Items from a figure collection
********
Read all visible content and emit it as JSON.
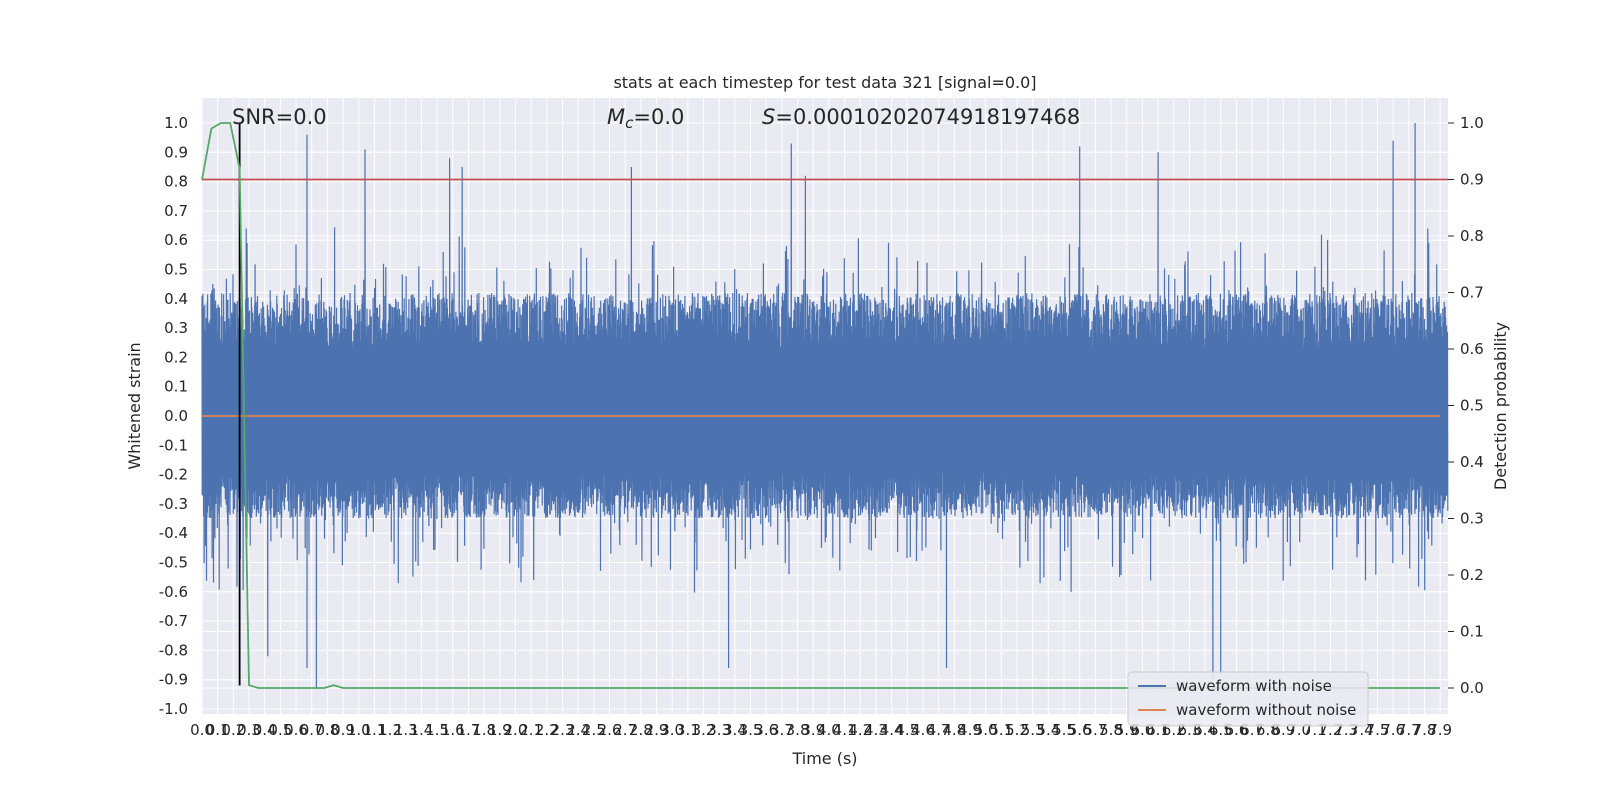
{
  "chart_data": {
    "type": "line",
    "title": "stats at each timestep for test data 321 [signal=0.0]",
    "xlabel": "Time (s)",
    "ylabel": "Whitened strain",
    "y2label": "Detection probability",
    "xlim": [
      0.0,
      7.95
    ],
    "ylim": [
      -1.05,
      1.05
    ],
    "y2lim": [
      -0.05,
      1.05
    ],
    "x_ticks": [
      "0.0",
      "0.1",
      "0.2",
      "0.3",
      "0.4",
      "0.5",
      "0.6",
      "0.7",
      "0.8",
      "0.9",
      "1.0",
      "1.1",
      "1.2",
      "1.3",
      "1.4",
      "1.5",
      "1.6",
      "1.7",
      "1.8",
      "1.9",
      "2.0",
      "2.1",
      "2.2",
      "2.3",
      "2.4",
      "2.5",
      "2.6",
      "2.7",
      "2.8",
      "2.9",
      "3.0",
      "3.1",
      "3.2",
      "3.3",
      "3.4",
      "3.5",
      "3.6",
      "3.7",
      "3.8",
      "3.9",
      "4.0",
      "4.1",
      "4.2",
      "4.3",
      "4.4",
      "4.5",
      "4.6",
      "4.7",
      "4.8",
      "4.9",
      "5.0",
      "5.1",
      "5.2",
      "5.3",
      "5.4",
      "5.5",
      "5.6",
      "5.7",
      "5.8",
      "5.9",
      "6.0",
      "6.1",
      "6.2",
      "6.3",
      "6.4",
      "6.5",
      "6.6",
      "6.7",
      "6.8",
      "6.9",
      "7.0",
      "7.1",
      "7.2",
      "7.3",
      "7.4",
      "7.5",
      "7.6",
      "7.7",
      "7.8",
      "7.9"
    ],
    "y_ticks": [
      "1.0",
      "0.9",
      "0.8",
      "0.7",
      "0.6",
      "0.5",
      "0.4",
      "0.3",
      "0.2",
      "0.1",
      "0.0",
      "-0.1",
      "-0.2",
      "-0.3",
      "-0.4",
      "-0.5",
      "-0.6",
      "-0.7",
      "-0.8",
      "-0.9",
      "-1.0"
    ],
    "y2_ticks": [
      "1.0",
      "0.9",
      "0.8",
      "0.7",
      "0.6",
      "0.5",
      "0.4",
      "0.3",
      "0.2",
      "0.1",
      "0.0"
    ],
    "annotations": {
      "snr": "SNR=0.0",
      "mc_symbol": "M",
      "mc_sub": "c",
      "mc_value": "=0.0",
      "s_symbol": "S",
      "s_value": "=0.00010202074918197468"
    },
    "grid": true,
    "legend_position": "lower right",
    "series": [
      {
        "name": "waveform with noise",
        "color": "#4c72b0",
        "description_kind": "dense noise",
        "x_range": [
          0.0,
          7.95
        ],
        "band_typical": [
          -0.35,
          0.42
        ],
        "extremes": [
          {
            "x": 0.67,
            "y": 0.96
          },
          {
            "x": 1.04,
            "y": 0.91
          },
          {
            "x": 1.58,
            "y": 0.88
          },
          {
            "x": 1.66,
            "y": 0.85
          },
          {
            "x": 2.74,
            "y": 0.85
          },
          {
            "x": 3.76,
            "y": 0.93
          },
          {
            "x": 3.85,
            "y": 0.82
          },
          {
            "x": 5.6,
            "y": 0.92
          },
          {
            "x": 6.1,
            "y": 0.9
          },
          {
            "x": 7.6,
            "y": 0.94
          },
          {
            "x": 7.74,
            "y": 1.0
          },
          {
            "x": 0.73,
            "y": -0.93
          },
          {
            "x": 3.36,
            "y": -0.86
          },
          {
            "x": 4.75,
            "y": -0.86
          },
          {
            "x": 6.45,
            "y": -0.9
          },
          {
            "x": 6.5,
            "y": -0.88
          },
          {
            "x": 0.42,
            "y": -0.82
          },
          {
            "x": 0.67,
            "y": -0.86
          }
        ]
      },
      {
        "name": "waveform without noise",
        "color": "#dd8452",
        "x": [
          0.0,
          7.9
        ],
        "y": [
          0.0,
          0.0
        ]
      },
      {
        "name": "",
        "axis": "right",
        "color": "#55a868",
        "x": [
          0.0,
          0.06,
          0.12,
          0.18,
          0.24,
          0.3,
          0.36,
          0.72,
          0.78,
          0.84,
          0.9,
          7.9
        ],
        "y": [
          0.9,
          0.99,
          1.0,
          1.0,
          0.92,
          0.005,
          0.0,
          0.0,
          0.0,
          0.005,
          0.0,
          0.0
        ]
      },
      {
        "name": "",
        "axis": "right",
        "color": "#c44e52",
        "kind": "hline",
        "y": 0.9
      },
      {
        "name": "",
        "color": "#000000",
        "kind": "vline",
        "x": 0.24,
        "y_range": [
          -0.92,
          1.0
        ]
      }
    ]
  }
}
********
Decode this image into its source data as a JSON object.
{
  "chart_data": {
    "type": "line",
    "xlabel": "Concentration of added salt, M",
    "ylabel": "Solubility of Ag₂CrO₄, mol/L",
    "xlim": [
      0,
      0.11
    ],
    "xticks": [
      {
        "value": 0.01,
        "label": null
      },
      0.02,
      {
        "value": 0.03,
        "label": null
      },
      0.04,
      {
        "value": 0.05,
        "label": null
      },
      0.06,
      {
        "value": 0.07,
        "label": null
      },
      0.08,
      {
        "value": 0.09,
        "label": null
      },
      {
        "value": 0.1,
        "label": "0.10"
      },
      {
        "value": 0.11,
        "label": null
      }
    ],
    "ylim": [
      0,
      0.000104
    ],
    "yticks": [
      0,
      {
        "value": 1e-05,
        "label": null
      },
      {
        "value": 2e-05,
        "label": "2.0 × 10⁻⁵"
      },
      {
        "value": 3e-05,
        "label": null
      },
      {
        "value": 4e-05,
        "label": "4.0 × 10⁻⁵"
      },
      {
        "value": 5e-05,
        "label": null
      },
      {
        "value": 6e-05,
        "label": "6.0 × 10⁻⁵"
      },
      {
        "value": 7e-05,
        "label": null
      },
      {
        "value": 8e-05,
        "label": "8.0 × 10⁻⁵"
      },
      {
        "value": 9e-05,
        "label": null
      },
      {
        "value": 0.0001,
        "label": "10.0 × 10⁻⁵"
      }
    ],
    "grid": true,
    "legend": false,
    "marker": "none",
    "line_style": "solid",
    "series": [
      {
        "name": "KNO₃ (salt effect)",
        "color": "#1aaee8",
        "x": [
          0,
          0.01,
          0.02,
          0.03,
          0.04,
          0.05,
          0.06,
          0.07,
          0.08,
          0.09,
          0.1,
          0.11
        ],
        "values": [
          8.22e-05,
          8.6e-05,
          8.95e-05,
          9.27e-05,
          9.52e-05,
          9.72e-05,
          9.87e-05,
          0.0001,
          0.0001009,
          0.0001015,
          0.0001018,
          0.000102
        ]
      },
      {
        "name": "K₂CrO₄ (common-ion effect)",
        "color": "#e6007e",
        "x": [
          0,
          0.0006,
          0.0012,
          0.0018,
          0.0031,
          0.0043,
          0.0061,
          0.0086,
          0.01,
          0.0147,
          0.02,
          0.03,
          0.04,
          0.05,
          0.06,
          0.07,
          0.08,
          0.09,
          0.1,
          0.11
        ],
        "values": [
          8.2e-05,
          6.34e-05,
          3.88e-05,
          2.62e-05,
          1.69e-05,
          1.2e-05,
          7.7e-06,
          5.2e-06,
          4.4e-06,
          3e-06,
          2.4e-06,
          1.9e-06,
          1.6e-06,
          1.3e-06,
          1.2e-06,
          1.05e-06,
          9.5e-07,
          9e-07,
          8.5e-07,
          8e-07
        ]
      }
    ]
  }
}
********
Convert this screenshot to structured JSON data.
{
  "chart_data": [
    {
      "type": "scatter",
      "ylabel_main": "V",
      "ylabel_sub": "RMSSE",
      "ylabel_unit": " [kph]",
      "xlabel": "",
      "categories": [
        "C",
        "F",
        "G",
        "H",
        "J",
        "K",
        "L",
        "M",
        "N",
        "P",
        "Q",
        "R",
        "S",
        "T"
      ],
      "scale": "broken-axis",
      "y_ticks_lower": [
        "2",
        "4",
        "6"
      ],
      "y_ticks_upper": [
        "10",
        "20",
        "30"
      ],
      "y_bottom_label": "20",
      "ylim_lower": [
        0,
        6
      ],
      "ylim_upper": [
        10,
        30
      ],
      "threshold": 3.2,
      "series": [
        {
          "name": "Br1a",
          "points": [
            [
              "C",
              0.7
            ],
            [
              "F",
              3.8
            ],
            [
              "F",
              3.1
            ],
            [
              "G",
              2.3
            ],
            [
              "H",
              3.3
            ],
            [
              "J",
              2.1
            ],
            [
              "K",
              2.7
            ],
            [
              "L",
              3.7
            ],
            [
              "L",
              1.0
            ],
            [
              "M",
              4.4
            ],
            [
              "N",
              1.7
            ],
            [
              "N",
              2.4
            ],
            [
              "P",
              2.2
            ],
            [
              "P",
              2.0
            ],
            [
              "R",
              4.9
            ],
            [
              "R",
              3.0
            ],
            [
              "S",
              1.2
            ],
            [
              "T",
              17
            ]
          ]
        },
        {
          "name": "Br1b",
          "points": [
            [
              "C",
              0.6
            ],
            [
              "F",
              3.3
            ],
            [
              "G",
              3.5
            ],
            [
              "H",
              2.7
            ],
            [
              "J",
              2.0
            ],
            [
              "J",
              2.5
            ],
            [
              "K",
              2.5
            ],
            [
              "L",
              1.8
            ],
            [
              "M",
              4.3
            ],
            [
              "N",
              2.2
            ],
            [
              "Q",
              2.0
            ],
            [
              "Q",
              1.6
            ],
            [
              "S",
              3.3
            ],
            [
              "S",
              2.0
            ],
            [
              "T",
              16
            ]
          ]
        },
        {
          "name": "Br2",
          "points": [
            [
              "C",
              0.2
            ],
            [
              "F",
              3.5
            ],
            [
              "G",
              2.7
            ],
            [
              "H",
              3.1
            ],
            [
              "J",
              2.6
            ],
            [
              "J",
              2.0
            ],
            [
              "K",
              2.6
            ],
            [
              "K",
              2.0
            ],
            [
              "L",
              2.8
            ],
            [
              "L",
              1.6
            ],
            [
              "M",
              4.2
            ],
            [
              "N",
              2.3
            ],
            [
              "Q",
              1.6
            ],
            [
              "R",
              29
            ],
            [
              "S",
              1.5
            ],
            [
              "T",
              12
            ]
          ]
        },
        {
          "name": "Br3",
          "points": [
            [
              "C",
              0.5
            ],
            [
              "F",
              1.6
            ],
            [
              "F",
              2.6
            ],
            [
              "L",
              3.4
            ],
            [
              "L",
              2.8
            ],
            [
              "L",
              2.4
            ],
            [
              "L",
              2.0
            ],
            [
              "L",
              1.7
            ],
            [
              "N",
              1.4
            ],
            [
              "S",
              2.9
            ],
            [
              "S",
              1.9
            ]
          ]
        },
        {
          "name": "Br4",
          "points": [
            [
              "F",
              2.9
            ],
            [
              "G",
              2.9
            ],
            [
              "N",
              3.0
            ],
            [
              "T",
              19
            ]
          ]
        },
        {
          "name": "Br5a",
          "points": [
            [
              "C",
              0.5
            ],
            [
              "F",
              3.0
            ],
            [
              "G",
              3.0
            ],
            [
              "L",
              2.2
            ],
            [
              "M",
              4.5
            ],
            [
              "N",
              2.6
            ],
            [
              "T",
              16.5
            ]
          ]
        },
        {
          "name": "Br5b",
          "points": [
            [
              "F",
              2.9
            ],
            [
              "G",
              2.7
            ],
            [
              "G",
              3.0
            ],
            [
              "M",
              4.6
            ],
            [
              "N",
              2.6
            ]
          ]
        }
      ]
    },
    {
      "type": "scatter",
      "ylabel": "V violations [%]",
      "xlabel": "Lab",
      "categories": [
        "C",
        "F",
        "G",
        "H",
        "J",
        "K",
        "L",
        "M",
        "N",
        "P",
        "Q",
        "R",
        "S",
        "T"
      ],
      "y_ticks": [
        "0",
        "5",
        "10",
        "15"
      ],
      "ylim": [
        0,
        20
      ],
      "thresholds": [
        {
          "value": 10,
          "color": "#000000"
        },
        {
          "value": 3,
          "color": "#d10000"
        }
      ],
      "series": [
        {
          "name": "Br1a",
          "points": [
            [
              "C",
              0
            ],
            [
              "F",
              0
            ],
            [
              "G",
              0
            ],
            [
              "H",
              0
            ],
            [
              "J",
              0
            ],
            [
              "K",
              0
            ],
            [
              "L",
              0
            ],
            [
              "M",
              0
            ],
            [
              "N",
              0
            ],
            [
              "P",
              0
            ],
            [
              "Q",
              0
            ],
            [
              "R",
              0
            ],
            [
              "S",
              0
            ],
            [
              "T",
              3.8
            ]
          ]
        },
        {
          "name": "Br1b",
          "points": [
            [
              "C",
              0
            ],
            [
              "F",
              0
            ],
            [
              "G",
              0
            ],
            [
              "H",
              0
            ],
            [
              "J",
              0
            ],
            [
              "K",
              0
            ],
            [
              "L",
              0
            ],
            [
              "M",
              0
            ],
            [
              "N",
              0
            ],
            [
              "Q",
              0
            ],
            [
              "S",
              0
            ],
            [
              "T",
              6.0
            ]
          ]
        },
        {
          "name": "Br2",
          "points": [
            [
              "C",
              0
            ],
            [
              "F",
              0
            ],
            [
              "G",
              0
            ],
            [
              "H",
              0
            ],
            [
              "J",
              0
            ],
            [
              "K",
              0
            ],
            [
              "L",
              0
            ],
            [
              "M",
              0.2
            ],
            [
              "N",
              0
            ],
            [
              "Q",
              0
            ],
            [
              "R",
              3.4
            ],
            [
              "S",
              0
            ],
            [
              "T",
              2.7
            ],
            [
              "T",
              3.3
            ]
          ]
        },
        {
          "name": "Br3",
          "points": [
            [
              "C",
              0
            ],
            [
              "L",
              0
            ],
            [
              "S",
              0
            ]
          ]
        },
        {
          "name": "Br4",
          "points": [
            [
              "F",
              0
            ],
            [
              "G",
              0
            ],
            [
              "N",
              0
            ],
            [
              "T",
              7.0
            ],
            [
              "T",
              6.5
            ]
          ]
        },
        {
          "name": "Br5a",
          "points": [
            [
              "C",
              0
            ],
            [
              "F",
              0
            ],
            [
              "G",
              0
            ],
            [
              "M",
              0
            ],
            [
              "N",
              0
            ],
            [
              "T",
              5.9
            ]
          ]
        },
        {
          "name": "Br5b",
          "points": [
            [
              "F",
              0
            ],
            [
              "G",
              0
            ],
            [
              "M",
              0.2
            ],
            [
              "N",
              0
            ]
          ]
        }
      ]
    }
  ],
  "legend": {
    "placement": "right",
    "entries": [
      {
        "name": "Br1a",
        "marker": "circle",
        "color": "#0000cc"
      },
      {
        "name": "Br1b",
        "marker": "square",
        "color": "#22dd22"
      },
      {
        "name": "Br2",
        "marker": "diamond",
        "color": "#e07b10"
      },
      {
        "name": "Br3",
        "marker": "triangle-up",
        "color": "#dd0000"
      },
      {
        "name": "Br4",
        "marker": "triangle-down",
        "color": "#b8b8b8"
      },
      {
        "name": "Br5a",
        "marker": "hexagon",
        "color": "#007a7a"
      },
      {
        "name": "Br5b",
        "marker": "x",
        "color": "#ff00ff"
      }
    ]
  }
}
********
> _EXERCISE OBJECTIVE_
Look through the entries above. Extract each line with the word "triangle".

> _RESPONSE TO THIS TASK_
        "marker": "triangle-up",
        "marker": "triangle-down",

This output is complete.